What you should do
Skip the pictures and extract all of the lines exactly as written.

Entries

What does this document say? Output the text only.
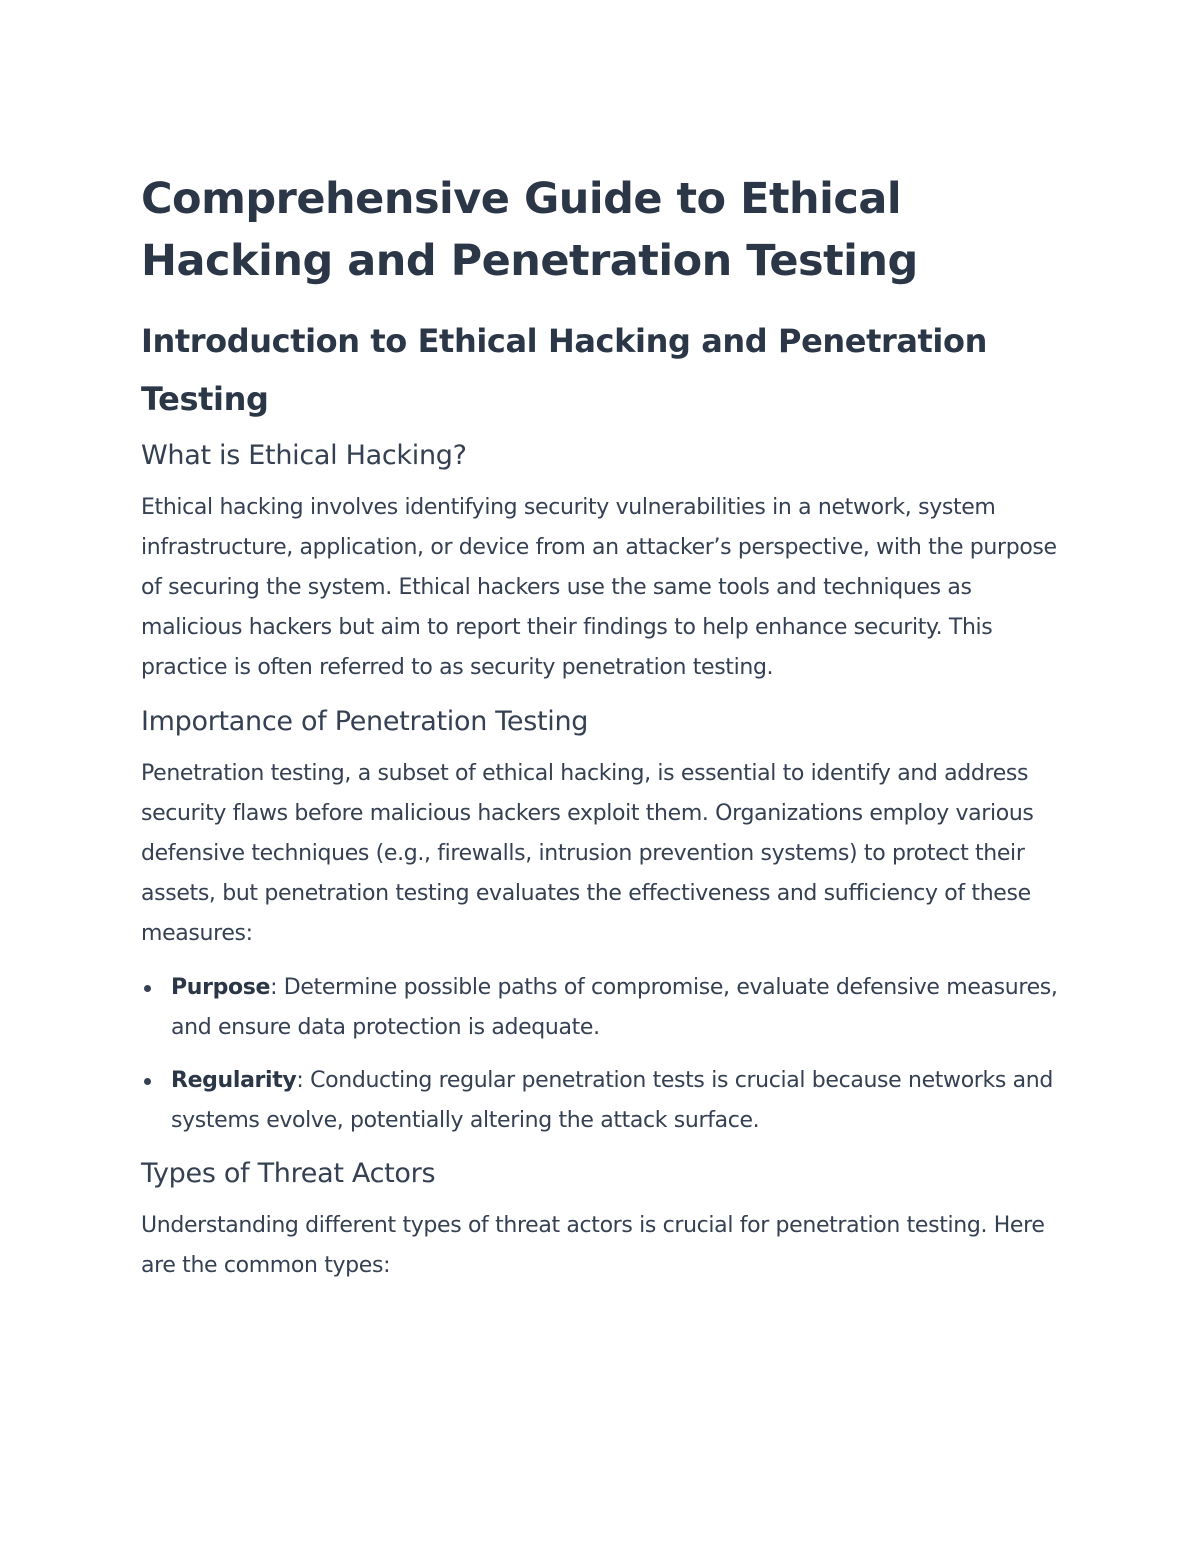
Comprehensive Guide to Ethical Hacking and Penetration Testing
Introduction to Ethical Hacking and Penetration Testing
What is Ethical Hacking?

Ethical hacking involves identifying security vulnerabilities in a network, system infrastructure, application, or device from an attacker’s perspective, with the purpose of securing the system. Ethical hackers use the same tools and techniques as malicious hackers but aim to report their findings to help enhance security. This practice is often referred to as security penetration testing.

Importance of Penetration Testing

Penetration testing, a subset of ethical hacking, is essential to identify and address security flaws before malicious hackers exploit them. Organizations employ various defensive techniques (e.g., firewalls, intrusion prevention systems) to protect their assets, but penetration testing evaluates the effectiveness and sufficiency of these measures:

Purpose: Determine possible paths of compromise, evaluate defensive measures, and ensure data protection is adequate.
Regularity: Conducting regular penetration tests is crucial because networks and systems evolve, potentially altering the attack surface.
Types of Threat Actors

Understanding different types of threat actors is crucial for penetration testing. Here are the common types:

Full answer
What does this document say? Output the text only.
Comprehensive Guide to Ethical Hacking and Penetration Testing
Introduction to Ethical Hacking and Penetration Testing
What is Ethical Hacking?

Ethical hacking involves identifying security vulnerabilities in a network, system infrastructure, application, or device from an attacker’s perspective, with the purpose of securing the system. Ethical hackers use the same tools and techniques as malicious hackers but aim to report their findings to help enhance security. This practice is often referred to as security penetration testing.

Importance of Penetration Testing

Penetration testing, a subset of ethical hacking, is essential to identify and address security flaws before malicious hackers exploit them. Organizations employ various defensive techniques (e.g., firewalls, intrusion prevention systems) to protect their assets, but penetration testing evaluates the effectiveness and sufficiency of these measures:

Purpose: Determine possible paths of compromise, evaluate defensive measures, and ensure data protection is adequate.
Regularity: Conducting regular penetration tests is crucial because networks and systems evolve, potentially altering the attack surface.
Types of Threat Actors

Understanding different types of threat actors is crucial for penetration testing. Here are the common types:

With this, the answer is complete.